Текст для чтения:

Во-вторых, Кельзен [1948] утверждает, что демократия предполагает релятивизм в том смысле, что только релятивистская позиция может обосновать приоритет демократических принципов над основными моральными соображениями, когда речь заходит о законодательстве и принятии политических решений в целом. Идея состоит в том, поскольку релятивизм означает, что то, что правильно сегодня, может оказаться неправильным завтра (предпосылка), те, кто сегодня в меньшинстве, и кто следовательно неправ, у них должен быть шанс стать – посредством демократической процедуры – большинством завтра, и таким образом оказаться правыми (заключение).
«Исключительно из–за этой возможности, которую может допустить только философский релятивизм, – что то, что правильно сегодня, может оказаться неправильным завтра, – меньшинство должно иметь шанс свободно выражать свое мнение и иметь полную возможность стать большинством. Только в том случае, если невозможно однозначно решить, что правильно, а что неправильно, целесообразно обсудить проблему и после обсуждения предложить компромисс [1948, p. 913-914]».
Однако я не вижу, чтобы эта предпосылка подкрепляла вывод. Во-первых, в релятивистском анализе предпосылка является дескриптивной, а вывод – нормативным, и как первым указал бы Кельзен, учитывая его теорию основной нормы, дескриптивная предпосылка не может повлечь за собой нормативный вывод. Во-вторых, если, как представляется, идея состоит в том, чтобы заключение выражало не относительное «долженствование», то этот тип релятивизма является некогерентным, поскольку сама теория явно исключает любое не относительное «долженствование» (об этом см. [Williams 1982a]. Для полезной дискуссии о релятивизме Кельзена см. Vinx [2007, p. 134-144].

Набор данных:
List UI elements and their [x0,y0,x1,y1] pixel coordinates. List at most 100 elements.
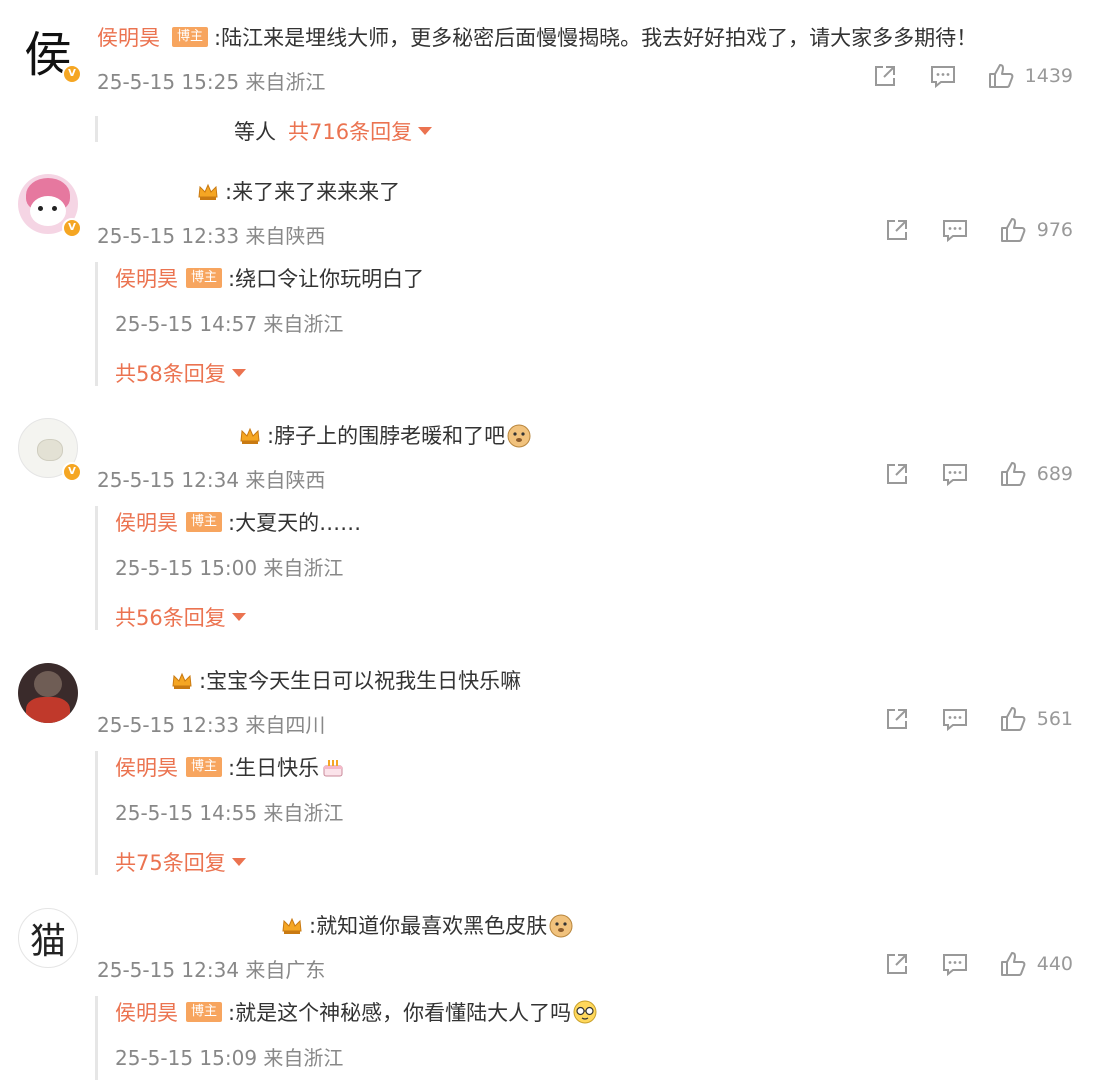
comment-actions: 440 [883,950,1073,978]
share-icon[interactable] [883,216,911,244]
dropdown-caret-icon [418,127,433,135]
like-icon[interactable] [987,62,1015,90]
like-icon[interactable] [999,216,1027,244]
host-reply: 侯明昊 博主 :生日快乐 25-5-15 14:55 来自浙江 共75条回复 [95,751,998,875]
host-reply: 侯明昊 博主 :大夏天的…… 25-5-15 15:00 来自浙江 共56条回复 [95,506,998,630]
verified-badge-icon: V [62,64,82,84]
host-badge: 博主 [186,512,223,532]
share-icon[interactable] [883,460,911,488]
reply-username[interactable]: 侯明昊 [115,263,178,293]
vip-crown-icon [282,917,302,934]
more-replies-prefix: 等人 [234,120,276,144]
comment-actions: 976 [883,216,1073,244]
reply-meta: 25-5-15 14:55 来自浙江 [115,801,344,825]
comment-actions: 561 [883,705,1073,733]
comment-header: :脖子上的围脖老暖和了吧 [97,418,532,452]
comment-icon[interactable] [929,62,957,90]
like-icon[interactable] [999,705,1027,733]
vip-crown-icon [240,427,260,444]
host-badge: 博主 [172,27,209,47]
comment-header: :来了来了来来来了 [97,174,400,208]
comment-actions: 689 [883,460,1073,488]
reply-header: 侯明昊 博主 :绕口令让你玩明白了 [115,262,424,294]
vip-crown-icon [198,183,218,200]
avatar[interactable]: V [18,174,82,238]
comment-text: :来了来了来来来了 [225,180,401,204]
avatar-glyph: 猫 [29,921,66,962]
comment-list: 侯 V 侯明昊 博主 :陆江来是埋线大师，更多秘密后面慢慢揭晓。我去好好拍戏了，… [0,0,1099,1080]
comment-header: :就知道你最喜欢黑色皮肤 [97,908,574,942]
verified-badge-icon: V [62,218,82,238]
dropdown-caret-icon [231,369,246,377]
more-replies-label: 共58条回复 [115,362,226,386]
dropdown-caret-icon [231,613,246,621]
host-badge: 博主 [186,268,223,288]
comment-icon[interactable] [941,216,969,244]
host-reply: 侯明昊 博主 :绕口令让你玩明白了 25-5-15 14:57 来自浙江 共58… [95,262,998,386]
reply-meta: 25-5-15 15:09 来自浙江 [115,1046,344,1070]
more-replies-link[interactable]: 共58条回复 [115,358,246,388]
reply-text: :生日快乐 [228,756,320,780]
like-count: 561 [1036,708,1073,730]
share-icon[interactable] [871,62,899,90]
more-replies-link[interactable]: 等人 共716条回复 [95,116,498,144]
doge-emoji-icon [549,914,573,938]
comment-icon[interactable] [941,950,969,978]
comment-meta: 25-5-15 15:25 来自浙江 [97,70,326,94]
host-badge: 博主 [186,1002,223,1022]
more-replies-link[interactable]: 共75条回复 [115,847,246,877]
username[interactable] [97,915,277,935]
dropdown-caret-icon [231,858,246,866]
comment-text: :就知道你最喜欢黑色皮肤 [309,914,548,938]
comment-meta: 25-5-15 12:34 来自陕西 [97,468,326,492]
share-icon[interactable] [883,950,911,978]
like-count: 976 [1036,219,1073,241]
more-replies-label: 共75条回复 [115,851,226,875]
comment-meta: 25-5-15 12:33 来自四川 [97,713,326,737]
comment-icon[interactable] [941,705,969,733]
like-count: 1439 [1024,65,1073,87]
avatar[interactable]: 猫 [18,908,78,968]
avatar[interactable] [18,663,78,723]
avatar[interactable]: 侯 V [18,20,82,84]
comment-text: :宝宝今天生日可以祝我生日快乐嘛 [199,669,522,693]
more-replies-label: 共56条回复 [115,606,226,630]
more-replies-link[interactable]: 共56条回复 [115,602,246,632]
username[interactable]: 侯明昊 [97,22,160,52]
comment-header: :宝宝今天生日可以祝我生日快乐嘛 [97,663,521,697]
username[interactable] [97,181,193,201]
comment-text: :陆江来是埋线大师，更多秘密后面慢慢揭晓。我去好好拍戏了，请大家多多期待！ [214,26,978,50]
share-icon[interactable] [883,705,911,733]
comment-actions: 1439 [871,62,1073,90]
host-badge: 博主 [186,757,223,777]
reply-username[interactable]: 侯明昊 [115,752,178,782]
reply-header: 侯明昊 博主 :就是这个神秘感，你看懂陆大人了吗 [115,996,598,1028]
cake-emoji-icon [323,760,343,777]
username[interactable] [97,425,235,445]
comment-header: 侯明昊 博主 :陆江来是埋线大师，更多秘密后面慢慢揭晓。我去好好拍戏了，请大家多… [97,20,977,54]
reply-header: 侯明昊 博主 :大夏天的…… [115,506,361,538]
like-icon[interactable] [999,460,1027,488]
verified-badge-icon: V [62,462,82,482]
username[interactable] [97,670,167,690]
reply-meta: 25-5-15 15:00 来自浙江 [115,556,344,580]
like-icon[interactable] [999,950,1027,978]
reply-text: :就是这个神秘感，你看懂陆大人了吗 [228,1001,572,1025]
avatar[interactable]: V [18,418,82,482]
comment-text: :脖子上的围脖老暖和了吧 [267,424,506,448]
comment-meta: 25-5-15 12:34 来自广东 [97,958,326,982]
reply-username[interactable]: 侯明昊 [115,507,178,537]
reply-text: :绕口令让你玩明白了 [228,267,425,291]
doge-emoji-icon [507,424,531,448]
like-count: 440 [1036,953,1073,975]
host-reply: 侯明昊 博主 :就是这个神秘感，你看懂陆大人了吗 25-5-15 15:09 来… [95,996,998,1080]
vip-crown-icon [172,672,192,689]
reply-header: 侯明昊 博主 :生日快乐 [115,751,346,783]
glasses-emoji-icon [573,1000,597,1024]
like-count: 689 [1036,463,1073,485]
comment-icon[interactable] [941,460,969,488]
reply-meta: 25-5-15 14:57 来自浙江 [115,312,344,336]
reply-username[interactable]: 侯明昊 [115,997,178,1027]
comment-meta: 25-5-15 12:33 来自陕西 [97,224,326,248]
more-replies-label: 共716条回复 [288,120,413,144]
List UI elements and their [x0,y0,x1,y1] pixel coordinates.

Задание:
Какую часть рассуждения Кельзена автор текста для чтения называет дескриптивной, а какую нормативной?

Ответ:
Предпосылку автор называет дескриптивной, а вывод нормативным.